_TASK REQUIREMENTS_:
Below are some entries; can you quote all of them exactly?

_SUPPLIED ENTRIES_:
┄┄┄┄┄┄

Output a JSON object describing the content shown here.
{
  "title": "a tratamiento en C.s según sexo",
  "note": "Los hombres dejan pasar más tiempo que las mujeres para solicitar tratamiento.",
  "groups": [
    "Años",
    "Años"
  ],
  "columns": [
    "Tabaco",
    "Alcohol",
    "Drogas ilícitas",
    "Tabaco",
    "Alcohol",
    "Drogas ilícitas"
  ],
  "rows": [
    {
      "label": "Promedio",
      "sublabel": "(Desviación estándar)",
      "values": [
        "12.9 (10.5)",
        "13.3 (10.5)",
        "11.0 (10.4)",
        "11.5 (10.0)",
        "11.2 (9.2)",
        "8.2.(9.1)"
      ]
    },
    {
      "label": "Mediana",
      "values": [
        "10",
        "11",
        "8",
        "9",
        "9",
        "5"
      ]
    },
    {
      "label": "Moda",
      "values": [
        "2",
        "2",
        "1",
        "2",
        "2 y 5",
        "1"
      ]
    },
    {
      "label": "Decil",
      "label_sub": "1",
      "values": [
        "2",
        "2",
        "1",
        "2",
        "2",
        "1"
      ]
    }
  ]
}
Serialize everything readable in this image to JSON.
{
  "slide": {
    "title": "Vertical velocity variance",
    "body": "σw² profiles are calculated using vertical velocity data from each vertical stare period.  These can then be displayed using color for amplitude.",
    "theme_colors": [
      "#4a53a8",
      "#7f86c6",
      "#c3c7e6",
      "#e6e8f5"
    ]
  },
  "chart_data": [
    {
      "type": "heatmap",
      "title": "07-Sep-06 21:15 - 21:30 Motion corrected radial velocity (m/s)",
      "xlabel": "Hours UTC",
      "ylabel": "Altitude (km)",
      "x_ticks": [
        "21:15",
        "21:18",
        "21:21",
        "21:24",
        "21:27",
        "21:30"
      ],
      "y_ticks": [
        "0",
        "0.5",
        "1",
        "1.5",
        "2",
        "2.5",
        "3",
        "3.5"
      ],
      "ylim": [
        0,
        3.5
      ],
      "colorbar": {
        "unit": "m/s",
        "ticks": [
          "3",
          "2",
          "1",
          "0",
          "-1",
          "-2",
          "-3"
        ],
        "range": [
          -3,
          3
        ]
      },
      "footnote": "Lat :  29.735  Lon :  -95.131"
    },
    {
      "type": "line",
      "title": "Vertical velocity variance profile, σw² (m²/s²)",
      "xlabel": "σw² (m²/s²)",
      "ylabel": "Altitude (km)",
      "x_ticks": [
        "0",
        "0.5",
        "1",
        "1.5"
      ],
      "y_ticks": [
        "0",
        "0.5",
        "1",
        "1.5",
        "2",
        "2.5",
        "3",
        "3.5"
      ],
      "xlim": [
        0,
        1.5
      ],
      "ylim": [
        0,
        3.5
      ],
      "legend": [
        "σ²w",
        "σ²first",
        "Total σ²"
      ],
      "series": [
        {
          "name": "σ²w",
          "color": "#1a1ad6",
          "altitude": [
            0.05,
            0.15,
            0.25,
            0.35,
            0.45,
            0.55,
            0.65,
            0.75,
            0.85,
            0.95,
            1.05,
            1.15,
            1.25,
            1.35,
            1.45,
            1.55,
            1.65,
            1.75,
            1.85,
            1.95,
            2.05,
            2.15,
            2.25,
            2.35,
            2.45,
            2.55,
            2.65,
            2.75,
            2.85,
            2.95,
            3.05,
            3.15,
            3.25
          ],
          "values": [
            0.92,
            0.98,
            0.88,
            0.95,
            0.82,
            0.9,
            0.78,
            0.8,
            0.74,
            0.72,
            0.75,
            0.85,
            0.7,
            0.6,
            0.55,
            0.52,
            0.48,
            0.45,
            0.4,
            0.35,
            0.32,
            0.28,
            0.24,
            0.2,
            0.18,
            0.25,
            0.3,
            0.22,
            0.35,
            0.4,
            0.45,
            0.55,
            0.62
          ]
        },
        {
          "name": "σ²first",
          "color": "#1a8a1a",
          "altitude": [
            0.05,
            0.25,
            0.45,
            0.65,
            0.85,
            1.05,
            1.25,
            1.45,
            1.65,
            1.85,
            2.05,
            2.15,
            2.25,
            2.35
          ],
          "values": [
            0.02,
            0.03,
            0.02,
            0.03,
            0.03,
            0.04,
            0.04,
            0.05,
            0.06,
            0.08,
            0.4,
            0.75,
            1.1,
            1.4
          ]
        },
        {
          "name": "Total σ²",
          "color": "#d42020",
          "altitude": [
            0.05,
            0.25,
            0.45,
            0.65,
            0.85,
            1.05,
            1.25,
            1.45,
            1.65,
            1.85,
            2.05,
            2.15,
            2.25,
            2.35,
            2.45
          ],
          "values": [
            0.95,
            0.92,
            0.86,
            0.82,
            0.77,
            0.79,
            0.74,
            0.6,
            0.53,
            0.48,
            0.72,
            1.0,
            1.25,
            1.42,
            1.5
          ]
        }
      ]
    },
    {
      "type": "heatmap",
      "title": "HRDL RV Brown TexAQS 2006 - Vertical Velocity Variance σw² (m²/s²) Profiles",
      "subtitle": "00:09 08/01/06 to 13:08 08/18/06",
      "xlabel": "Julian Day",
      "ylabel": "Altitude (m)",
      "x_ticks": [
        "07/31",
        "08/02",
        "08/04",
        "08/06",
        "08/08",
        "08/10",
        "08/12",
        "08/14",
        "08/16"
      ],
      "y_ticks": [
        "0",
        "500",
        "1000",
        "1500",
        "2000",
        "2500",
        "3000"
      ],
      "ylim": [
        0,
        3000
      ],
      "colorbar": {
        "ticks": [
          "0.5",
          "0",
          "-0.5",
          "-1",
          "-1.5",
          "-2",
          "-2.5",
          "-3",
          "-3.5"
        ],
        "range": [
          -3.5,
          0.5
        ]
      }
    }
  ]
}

┄┄┄┄┄┄

_FINISHED TASK_:
Output a JSON object describing the content shown here.
{
  "title": "a tratamiento en C.s según sexo",
  "note": "Los hombres dejan pasar más tiempo que las mujeres para solicitar tratamiento.",
  "groups": [
    "Años",
    "Años"
  ],
  "columns": [
    "Tabaco",
    "Alcohol",
    "Drogas ilícitas",
    "Tabaco",
    "Alcohol",
    "Drogas ilícitas"
  ],
  "rows": [
    {
      "label": "Promedio",
      "sublabel": "(Desviación estándar)",
      "values": [
        "12.9 (10.5)",
        "13.3 (10.5)",
        "11.0 (10.4)",
        "11.5 (10.0)",
        "11.2 (9.2)",
        "8.2.(9.1)"
      ]
    },
    {
      "label": "Mediana",
      "values": [
        "10",
        "11",
        "8",
        "9",
        "9",
        "5"
      ]
    },
    {
      "label": "Moda",
      "values": [
        "2",
        "2",
        "1",
        "2",
        "2 y 5",
        "1"
      ]
    },
    {
      "label": "Decil",
      "label_sub": "1",
      "values": [
        "2",
        "2",
        "1",
        "2",
        "2",
        "1"
      ]
    }
  ]
}
Serialize everything readable in this image to JSON.
{
  "slide": {
    "title": "Vertical velocity variance",
    "body": "σw² profiles are calculated using vertical velocity data from each vertical stare period.  These can then be displayed using color for amplitude.",
    "theme_colors": [
      "#4a53a8",
      "#7f86c6",
      "#c3c7e6",
      "#e6e8f5"
    ]
  },
  "chart_data": [
    {
      "type": "heatmap",
      "title": "07-Sep-06 21:15 - 21:30 Motion corrected radial velocity (m/s)",
      "xlabel": "Hours UTC",
      "ylabel": "Altitude (km)",
      "x_ticks": [
        "21:15",
        "21:18",
        "21:21",
        "21:24",
        "21:27",
        "21:30"
      ],
      "y_ticks": [
        "0",
        "0.5",
        "1",
        "1.5",
        "2",
        "2.5",
        "3",
        "3.5"
      ],
      "ylim": [
        0,
        3.5
      ],
      "colorbar": {
        "unit": "m/s",
        "ticks": [
          "3",
          "2",
          "1",
          "0",
          "-1",
          "-2",
          "-3"
        ],
        "range": [
          -3,
          3
        ]
      },
      "footnote": "Lat :  29.735  Lon :  -95.131"
    },
    {
      "type": "line",
      "title": "Vertical velocity variance profile, σw² (m²/s²)",
      "xlabel": "σw² (m²/s²)",
      "ylabel": "Altitude (km)",
      "x_ticks": [
        "0",
        "0.5",
        "1",
        "1.5"
      ],
      "y_ticks": [
        "0",
        "0.5",
        "1",
        "1.5",
        "2",
        "2.5",
        "3",
        "3.5"
      ],
      "xlim": [
        0,
        1.5
      ],
      "ylim": [
        0,
        3.5
      ],
      "legend": [
        "σ²w",
        "σ²first",
        "Total σ²"
      ],
      "series": [
        {
          "name": "σ²w",
          "color": "#1a1ad6",
          "altitude": [
            0.05,
            0.15,
            0.25,
            0.35,
            0.45,
            0.55,
            0.65,
            0.75,
            0.85,
            0.95,
            1.05,
            1.15,
            1.25,
            1.35,
            1.45,
            1.55,
            1.65,
            1.75,
            1.85,
            1.95,
            2.05,
            2.15,
            2.25,
            2.35,
            2.45,
            2.55,
            2.65,
            2.75,
            2.85,
            2.95,
            3.05,
            3.15,
            3.25
          ],
          "values": [
            0.92,
            0.98,
            0.88,
            0.95,
            0.82,
            0.9,
            0.78,
            0.8,
            0.74,
            0.72,
            0.75,
            0.85,
            0.7,
            0.6,
            0.55,
            0.52,
            0.48,
            0.45,
            0.4,
            0.35,
            0.32,
            0.28,
            0.24,
            0.2,
            0.18,
            0.25,
            0.3,
            0.22,
            0.35,
            0.4,
            0.45,
            0.55,
            0.62
          ]
        },
        {
          "name": "σ²first",
          "color": "#1a8a1a",
          "altitude": [
            0.05,
            0.25,
            0.45,
            0.65,
            0.85,
            1.05,
            1.25,
            1.45,
            1.65,
            1.85,
            2.05,
            2.15,
            2.25,
            2.35
          ],
          "values": [
            0.02,
            0.03,
            0.02,
            0.03,
            0.03,
            0.04,
            0.04,
            0.05,
            0.06,
            0.08,
            0.4,
            0.75,
            1.1,
            1.4
          ]
        },
        {
          "name": "Total σ²",
          "color": "#d42020",
          "altitude": [
            0.05,
            0.25,
            0.45,
            0.65,
            0.85,
            1.05,
            1.25,
            1.45,
            1.65,
            1.85,
            2.05,
            2.15,
            2.25,
            2.35,
            2.45
          ],
          "values": [
            0.95,
            0.92,
            0.86,
            0.82,
            0.77,
            0.79,
            0.74,
            0.6,
            0.53,
            0.48,
            0.72,
            1.0,
            1.25,
            1.42,
            1.5
          ]
        }
      ]
    },
    {
      "type": "heatmap",
      "title": "HRDL RV Brown TexAQS 2006 - Vertical Velocity Variance σw² (m²/s²) Profiles",
      "subtitle": "00:09 08/01/06 to 13:08 08/18/06",
      "xlabel": "Julian Day",
      "ylabel": "Altitude (m)",
      "x_ticks": [
        "07/31",
        "08/02",
        "08/04",
        "08/06",
        "08/08",
        "08/10",
        "08/12",
        "08/14",
        "08/16"
      ],
      "y_ticks": [
        "0",
        "500",
        "1000",
        "1500",
        "2000",
        "2500",
        "3000"
      ],
      "ylim": [
        0,
        3000
      ],
      "colorbar": {
        "ticks": [
          "0.5",
          "0",
          "-0.5",
          "-1",
          "-1.5",
          "-2",
          "-2.5",
          "-3",
          "-3.5"
        ],
        "range": [
          -3.5,
          0.5
        ]
      }
    }
  ]
}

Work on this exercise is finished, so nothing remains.